● Task description
Give the entries again exactly, every one of them.

## BEGIN

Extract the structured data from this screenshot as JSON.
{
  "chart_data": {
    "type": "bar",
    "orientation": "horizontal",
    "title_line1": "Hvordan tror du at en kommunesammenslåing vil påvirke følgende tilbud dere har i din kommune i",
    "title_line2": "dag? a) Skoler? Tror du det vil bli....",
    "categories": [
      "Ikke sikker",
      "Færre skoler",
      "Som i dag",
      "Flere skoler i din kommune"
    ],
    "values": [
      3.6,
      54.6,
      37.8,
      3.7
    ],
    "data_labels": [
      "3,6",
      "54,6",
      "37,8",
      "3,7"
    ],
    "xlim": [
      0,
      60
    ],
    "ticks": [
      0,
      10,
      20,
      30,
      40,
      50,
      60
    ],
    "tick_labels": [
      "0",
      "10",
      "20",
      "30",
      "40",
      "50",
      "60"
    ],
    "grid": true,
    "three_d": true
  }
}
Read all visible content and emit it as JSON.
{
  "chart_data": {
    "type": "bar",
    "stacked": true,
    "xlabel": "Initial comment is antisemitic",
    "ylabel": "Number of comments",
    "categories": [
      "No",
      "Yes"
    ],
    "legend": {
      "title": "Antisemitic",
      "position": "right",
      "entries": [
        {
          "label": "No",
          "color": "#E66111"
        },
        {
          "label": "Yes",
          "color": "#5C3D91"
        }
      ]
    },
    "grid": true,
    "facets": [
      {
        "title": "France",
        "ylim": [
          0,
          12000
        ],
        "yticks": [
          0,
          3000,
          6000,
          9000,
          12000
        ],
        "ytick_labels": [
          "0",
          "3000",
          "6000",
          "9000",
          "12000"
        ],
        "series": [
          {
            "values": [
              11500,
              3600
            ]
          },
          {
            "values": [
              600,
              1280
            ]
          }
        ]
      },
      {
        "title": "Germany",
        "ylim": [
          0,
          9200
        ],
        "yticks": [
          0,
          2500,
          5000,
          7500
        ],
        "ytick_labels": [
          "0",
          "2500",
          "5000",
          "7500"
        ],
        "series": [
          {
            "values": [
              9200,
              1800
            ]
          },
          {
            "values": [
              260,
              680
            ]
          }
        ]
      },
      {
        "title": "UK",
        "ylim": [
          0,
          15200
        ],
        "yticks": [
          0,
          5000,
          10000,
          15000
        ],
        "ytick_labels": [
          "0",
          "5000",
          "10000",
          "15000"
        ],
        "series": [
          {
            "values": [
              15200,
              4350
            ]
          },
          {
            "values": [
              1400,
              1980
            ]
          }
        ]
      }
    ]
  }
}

## END

● Result for this task
Extract the structured data from this screenshot as JSON.
{
  "chart_data": {
    "type": "bar",
    "orientation": "horizontal",
    "title_line1": "Hvordan tror du at en kommunesammenslåing vil påvirke følgende tilbud dere har i din kommune i",
    "title_line2": "dag? a) Skoler? Tror du det vil bli....",
    "categories": [
      "Ikke sikker",
      "Færre skoler",
      "Som i dag",
      "Flere skoler i din kommune"
    ],
    "values": [
      3.6,
      54.6,
      37.8,
      3.7
    ],
    "data_labels": [
      "3,6",
      "54,6",
      "37,8",
      "3,7"
    ],
    "xlim": [
      0,
      60
    ],
    "ticks": [
      0,
      10,
      20,
      30,
      40,
      50,
      60
    ],
    "tick_labels": [
      "0",
      "10",
      "20",
      "30",
      "40",
      "50",
      "60"
    ],
    "grid": true,
    "three_d": true
  }
}
Read all visible content and emit it as JSON.
{
  "chart_data": {
    "type": "bar",
    "stacked": true,
    "xlabel": "Initial comment is antisemitic",
    "ylabel": "Number of comments",
    "categories": [
      "No",
      "Yes"
    ],
    "legend": {
      "title": "Antisemitic",
      "position": "right",
      "entries": [
        {
          "label": "No",
          "color": "#E66111"
        },
        {
          "label": "Yes",
          "color": "#5C3D91"
        }
      ]
    },
    "grid": true,
    "facets": [
      {
        "title": "France",
        "ylim": [
          0,
          12000
        ],
        "yticks": [
          0,
          3000,
          6000,
          9000,
          12000
        ],
        "ytick_labels": [
          "0",
          "3000",
          "6000",
          "9000",
          "12000"
        ],
        "series": [
          {
            "values": [
              11500,
              3600
            ]
          },
          {
            "values": [
              600,
              1280
            ]
          }
        ]
      },
      {
        "title": "Germany",
        "ylim": [
          0,
          9200
        ],
        "yticks": [
          0,
          2500,
          5000,
          7500
        ],
        "ytick_labels": [
          "0",
          "2500",
          "5000",
          "7500"
        ],
        "series": [
          {
            "values": [
              9200,
              1800
            ]
          },
          {
            "values": [
              260,
              680
            ]
          }
        ]
      },
      {
        "title": "UK",
        "ylim": [
          0,
          15200
        ],
        "yticks": [
          0,
          5000,
          10000,
          15000
        ],
        "ytick_labels": [
          "0",
          "5000",
          "10000",
          "15000"
        ],
        "series": [
          {
            "values": [
              15200,
              4350
            ]
          },
          {
            "values": [
              1400,
              1980
            ]
          }
        ]
      }
    ]
  }
}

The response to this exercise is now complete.